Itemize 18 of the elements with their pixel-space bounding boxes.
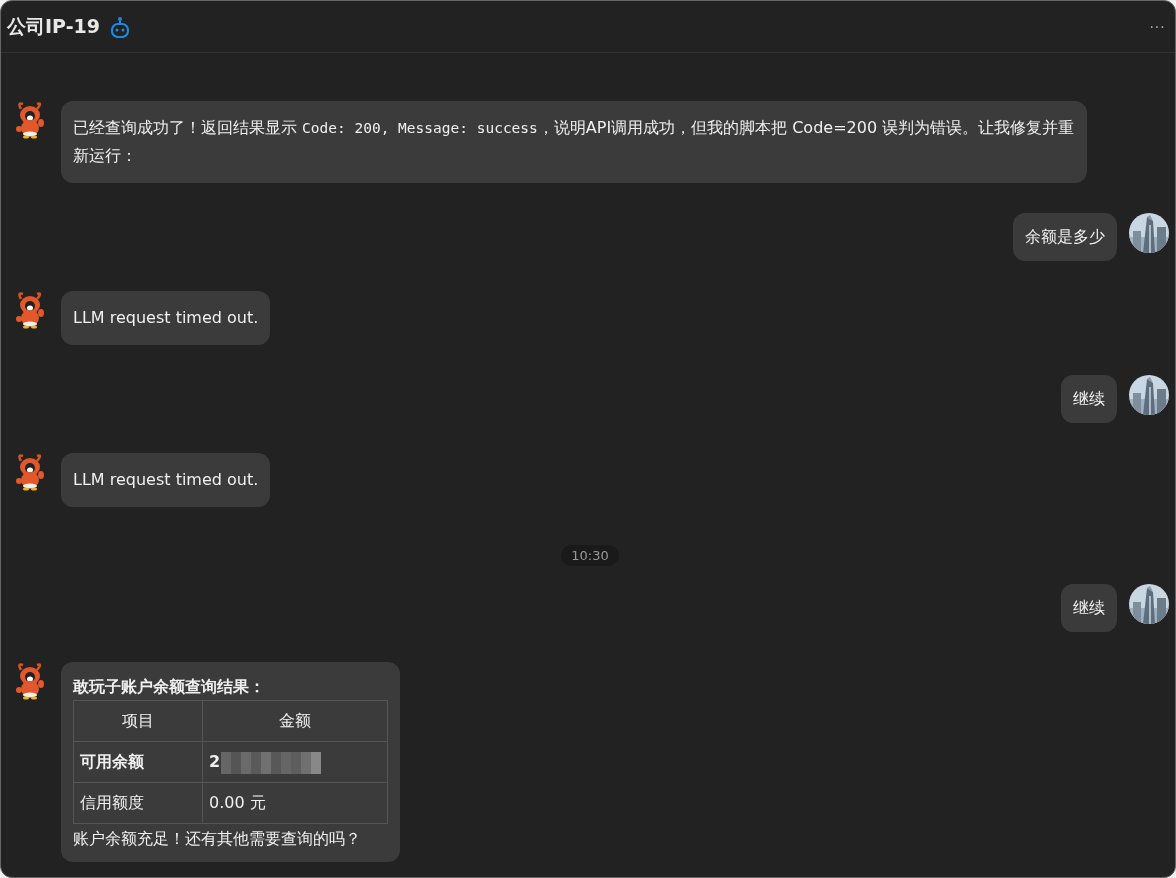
message-text: 继续: [1073, 597, 1105, 619]
message-text: LLM request timed out.: [73, 469, 259, 491]
message-text: 继续: [1073, 388, 1105, 410]
column-header: 金额: [202, 700, 388, 742]
table-cell: 可用余额: [73, 741, 203, 783]
chat-title: 公司IP-19: [7, 13, 100, 39]
more-menu-button[interactable]: ···: [1145, 17, 1169, 36]
column-header: 项目: [73, 700, 203, 742]
message-text: 已经查询成功了！返回结果显示 Code: 200, Message: success，说明API调用成功，但我的脚本把 Code=200 误判为错误。让我修复并重新运行：: [73, 117, 1075, 167]
message-text: 余额是多少: [1025, 226, 1105, 248]
table-cell: 信用额度: [73, 782, 203, 824]
table-cell: 2: [202, 741, 388, 783]
table-cell: 0.00 元: [202, 782, 388, 824]
message-text: LLM request timed out.: [73, 307, 259, 329]
timestamp: 10:30: [561, 545, 619, 566]
robot-icon: [110, 15, 130, 38]
message-text: 账户余额充足！还有其他需要查询的吗？: [73, 828, 362, 850]
result-title: 敢玩子账户余额查询结果：: [73, 676, 266, 698]
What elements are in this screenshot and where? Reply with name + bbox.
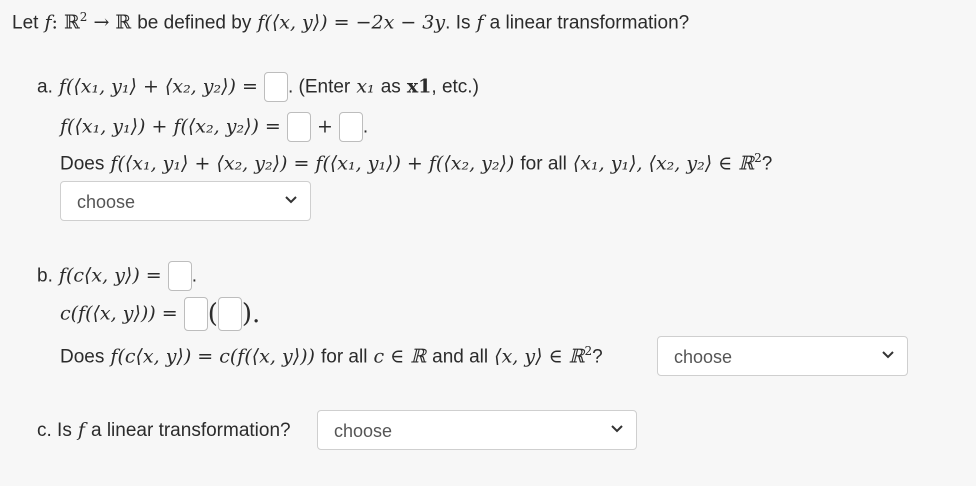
- hint-mid: as: [380, 76, 401, 98]
- part-b-expr2: c(f(⟨x, y⟩)) =: [60, 302, 178, 325]
- answer-a1-input[interactable]: [263, 72, 288, 102]
- part-a-select[interactable]: choose: [60, 181, 311, 221]
- part-a-line2: f(⟨x₁, y₁⟩) + f(⟨x₂, y₂⟩) = + .: [60, 112, 368, 142]
- and-all-text: and all: [432, 346, 489, 368]
- exp-2: 2: [79, 10, 88, 24]
- qmark: ?: [761, 153, 773, 175]
- part-c-label: c. Is: [37, 420, 72, 441]
- part-a-label: a.: [37, 76, 53, 98]
- hint-var: x₁: [356, 75, 375, 98]
- definition-expr: f(⟨x, y⟩) = −2x − 3y: [257, 11, 446, 34]
- answer-b1-input[interactable]: [167, 261, 192, 291]
- select-value: choose: [77, 192, 136, 212]
- hint-text: . (Enter: [287, 76, 351, 98]
- for-all-text: for all: [320, 346, 368, 368]
- xy-expr: ⟨x, y⟩ ∈ ℝ: [494, 345, 585, 368]
- for-all-text: for all: [520, 153, 567, 175]
- part-a-line1: a. f(⟨x₁, y₁⟩ + ⟨x₂, y₂⟩) = . (Enter x₁ …: [37, 72, 479, 102]
- chevron-down-icon: [611, 425, 623, 433]
- answer-b2-input[interactable]: [183, 297, 208, 331]
- f-symbol: f: [476, 11, 484, 34]
- part-a-expr2: f(⟨x₁, y₁⟩) + f(⟨x₂, y₂⟩) =: [60, 115, 281, 138]
- chevron-down-icon: [882, 351, 894, 359]
- part-b-label: b.: [37, 265, 53, 287]
- question-intro: Let f: ℝ2 → ℝ be defined by f(⟨x, y⟩) = …: [12, 10, 689, 34]
- intro-mid-text: be defined by: [137, 12, 252, 34]
- intro-q-text: . Is: [445, 12, 471, 34]
- part-c-line: c. Is f a linear transformation?: [37, 419, 291, 442]
- answer-b3-input[interactable]: [217, 297, 242, 331]
- answer-a3-input[interactable]: [338, 112, 363, 142]
- part-b-line2: c(f(⟨x, y⟩)) = ().: [60, 297, 260, 331]
- exp-2: 2: [584, 344, 593, 358]
- qmark: ?: [592, 346, 603, 368]
- part-b-line3: Does f(c⟨x, y⟩) = c(f(⟨x, y⟩)) for all c…: [60, 344, 603, 368]
- intro-text: Let: [12, 12, 39, 34]
- part-a-line3: Does f(⟨x₁, y₁⟩ + ⟨x₂, y₂⟩) = f(⟨x₁, y₁⟩…: [60, 151, 772, 175]
- paren-open: (: [207, 299, 218, 329]
- plus-sign: +: [316, 115, 333, 138]
- c-expr: c ∈ ℝ: [373, 345, 427, 368]
- codomain-expr: → ℝ: [93, 11, 132, 34]
- part-b-line1: b. f(c⟨x, y⟩) = .: [37, 261, 197, 291]
- does-text: Does: [60, 346, 105, 368]
- answer-a2-input[interactable]: [286, 112, 311, 142]
- part-b-expr1: f(c⟨x, y⟩) =: [58, 264, 162, 287]
- part-c-select[interactable]: choose: [317, 410, 637, 450]
- f-symbol: f: [77, 419, 85, 441]
- part-b-does-expr: f(c⟨x, y⟩) = c(f(⟨x, y⟩)): [110, 345, 315, 368]
- part-a-expr1: f(⟨x₁, y₁⟩ + ⟨x₂, y₂⟩) =: [58, 75, 258, 98]
- chevron-down-icon: [285, 196, 297, 204]
- part-b-select[interactable]: choose: [657, 336, 908, 376]
- part-c-text: a linear transformation?: [90, 420, 291, 441]
- select-value: choose: [334, 421, 393, 441]
- period: .: [191, 265, 198, 287]
- select-value: choose: [674, 347, 733, 367]
- hint-end: , etc.): [431, 76, 479, 98]
- f-symbol: f: [44, 11, 52, 34]
- part-a-does-expr: f(⟨x₁, y₁⟩ + ⟨x₂, y₂⟩) = f(⟨x₁, y₁⟩) + f…: [110, 152, 515, 175]
- period: .: [362, 116, 369, 138]
- exp-2: 2: [754, 151, 762, 165]
- intro-end-text: a linear transformation?: [489, 12, 690, 34]
- forall-expr: ⟨x₁, y₁⟩, ⟨x₂, y₂⟩ ∈ ℝ: [572, 152, 755, 175]
- does-text: Does: [60, 153, 105, 175]
- domain-expr: : ℝ: [51, 11, 80, 34]
- paren-close: ).: [241, 299, 261, 329]
- hint-code: x1: [406, 75, 432, 98]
====
▶ [Set exercise]:
Please arrange every line of the records above as a Markdown table with the columns "Row" and "Line", numbering the rows and skipping blank lines. Leave the pictures out of the table.

▶ [Response]:
| Row | Line |
|---|---|
| 1 | Itemize 18 of the elements with their pixel-space bounding boxes. |
| 2 | message-text: 继续: [1073, 597, 1105, 619] |
| 3 | message-text: LLM request timed out.: [73, 469, 259, 491] |
| 4 | message-text: 继续: [1073, 388, 1105, 410] |
| 5 | column-header: 金额: [202, 700, 388, 742] |
| 6 | table-cell: 可用余额: [73, 741, 203, 783] |
| 7 | chat-title: 公司IP-19: [7, 13, 100, 39] |
| 8 | more-menu-button[interactable]: ···: [1145, 17, 1169, 36] |
| 9 | column-header: 项目: [73, 700, 203, 742] |
| 10 | message-text: 已经查询成功了！返回结果显示 Code: 200, Message: success，说明API调用成功，但我的脚本把 Code=200 误判为错误。让我修复并重新运行：: [73, 117, 1075, 167] |
| 11 | message-text: 余额是多少: [1025, 226, 1105, 248] |
| 12 | table-cell: 信用额度: [73, 782, 203, 824] |
| 13 | table-cell: 2: [202, 741, 388, 783] |
| 14 | table-cell: 0.00 元: [202, 782, 388, 824] |
| 15 | message-text: LLM request timed out.: [73, 307, 259, 329] |
| 16 | timestamp: 10:30: [561, 545, 619, 566] |
| 17 | robot-icon: [110, 15, 130, 38] |
| 18 | message-text: 账户余额充足！还有其他需要查询的吗？: [73, 828, 362, 850] |
| 19 | result-title: 敢玩子账户余额查询结果：: [73, 676, 266, 698] |
| 20 | What elements are in this screenshot and where? Reply with name + bbox. |
| 21 | - hint-mid: as: [380, 76, 401, 98] |
| 22 | - part-b-expr2: c(f(⟨x, y⟩)) =: [60, 302, 178, 325] |
| 23 | - answer-a1-input[interactable]: [263, 72, 288, 102] |
| 24 | - part-a-select[interactable]: choose: [60, 181, 311, 221] |
| 25 | - part-a-line2: f(⟨x₁, y₁⟩) + f(⟨x₂, y₂⟩) = + .: [60, 112, 368, 142] |
| 26 | - and-all-text: and all: [432, 346, 489, 368] |
| 27 | - exp-2: 2: [79, 10, 88, 24] |
| 28 | - qmark: ?: [761, 153, 773, 175] |
| 29 | - part-c-label: c. Is: [37, 420, 72, 441] |
| 30 | - part-a-label: a.: [37, 76, 53, 98] |
| 31 | - hint-var: x₁: [356, 75, 375, 98] |
| 32 | - definition-expr: f(⟨x, y⟩) = −2x − 3y: [257, 11, 446, 34] |
| 33 | - answer-b1-input[interactable]: [167, 261, 192, 291] |
| 34 | - select-value: choose: [77, 192, 136, 212] |
| 35 | - hint-text: . (Enter: [287, 76, 351, 98] |
| 36 | - for-all-text: for all: [320, 346, 368, 368] |
| 37 | - xy-expr: ⟨x, y⟩ ∈ ℝ: [494, 345, 585, 368] |
| 38 | - for-all-text: for all: [520, 153, 567, 175] |
| 39 | - part-a-line1: a. f(⟨x₁, y₁⟩ + ⟨x₂, y₂⟩) = . (Enter x₁ …: [37, 72, 479, 102] |
| 40 | - chevron-down-icon: [611, 425, 623, 433] |
| 41 | - answer-b2-input[interactable]: [183, 297, 208, 331] |
| 42 | - f-symbol: f: [476, 11, 484, 34] |
| 43 | - part-a-expr2: f(⟨x₁, y₁⟩) + f(⟨x₂, y₂⟩) =: [60, 115, 281, 138] |
| 44 | - chevron-down-icon: [882, 351, 894, 359] |
| 45 | - part-b-label: b.: [37, 265, 53, 287] |
| 46 | - question-intro: Let f: ℝ2 → ℝ be defined by f(⟨x, y⟩) = …: [12, 10, 689, 34] |
| 47 | - intro-mid-text: be defined by: [137, 12, 252, 34] |
| 48 | - intro-q-text: . Is: [445, 12, 471, 34] |
| 49 | - part-c-line: c. Is f a linear transformation?: [37, 419, 291, 442] |
| 50 | - answer-b3-input[interactable]: [217, 297, 242, 331] |
| 51 | - answer-a3-input[interactable]: [338, 112, 363, 142] |
| 52 | - part-b-line2: c(f(⟨x, y⟩)) = ().: [60, 297, 260, 331] |
| 53 | - exp-2: 2: [584, 344, 593, 358] |
| 54 | - qmark: ?: [592, 346, 603, 368] |
| 55 | - part-b-line3: Does f(c⟨x, y⟩) = c(f(⟨x, y⟩)) for all c…: [60, 344, 603, 368] |
| 56 | - intro-text: Let: [12, 12, 39, 34] |
| 57 | - part-a-line3: Does f(⟨x₁, y₁⟩ + ⟨x₂, y₂⟩) = f(⟨x₁, y₁⟩…: [60, 151, 772, 175] |
| 58 | - paren-open: (: [207, 299, 218, 329] |
| 59 | - plus-sign: +: [316, 115, 333, 138] |
| 60 | - c-expr: c ∈ ℝ: [373, 345, 427, 368] |
| 61 | - codomain-expr: → ℝ: [93, 11, 132, 34] |
| 62 | - part-b-line1: b. f(c⟨x, y⟩) = .: [37, 261, 197, 291] |
| 63 | - does-text: Does: [60, 346, 105, 368] |
| 64 | - answer-a2-input[interactable]: [286, 112, 311, 142] |
| 65 | - part-b-expr1: f(c⟨x, y⟩) =: [58, 264, 162, 287] |
| 66 | - part-c-select[interactable]: choose: [317, 410, 637, 450] |
| 67 | - f-symbol: f: [77, 419, 85, 441] |
| 68 | - part-b-does-expr: f(c⟨x, y⟩) = c(f(⟨x, y⟩)): [110, 345, 315, 368] |
| 69 | - part-a-expr1: f(⟨x₁, y₁⟩ + ⟨x₂, y₂⟩) =: [58, 75, 258, 98] |
| 70 | - chevron-down-icon: [285, 196, 297, 204] |
| 71 | - part-b-select[interactable]: choose: [657, 336, 908, 376] |
| 72 | - part-c-text: a linear transformation?: [90, 420, 291, 441] |
| 73 | - select-value: choose: [334, 421, 393, 441] |
| 74 | - period: .: [191, 265, 198, 287] |
| 75 | - select-value: choose: [674, 347, 733, 367] |
| 76 | - hint-end: , etc.): [431, 76, 479, 98] |
| 77 | - f-symbol: f: [44, 11, 52, 34] |
| 78 | - part-a-does-expr: f(⟨x₁, y₁⟩ + ⟨x₂, y₂⟩) = f(⟨x₁, y₁⟩) + f…: [110, 152, 515, 175] |
| 79 | - period: .: [362, 116, 369, 138] |
| 80 | - exp-2: 2: [754, 151, 762, 165] |
| 81 | - intro-end-text: a linear transformation?: [489, 12, 690, 34] |
| 82 | - forall-expr: ⟨x₁, y₁⟩, ⟨x₂, y₂⟩ ∈ ℝ: [572, 152, 755, 175] |
| 83 | - does-text: Does: [60, 153, 105, 175] |
| 84 | - domain-expr: : ℝ: [51, 11, 80, 34] |
| 85 | - paren-close: ).: [241, 299, 261, 329] |
| 86 | - hint-code: x1: [406, 75, 432, 98] |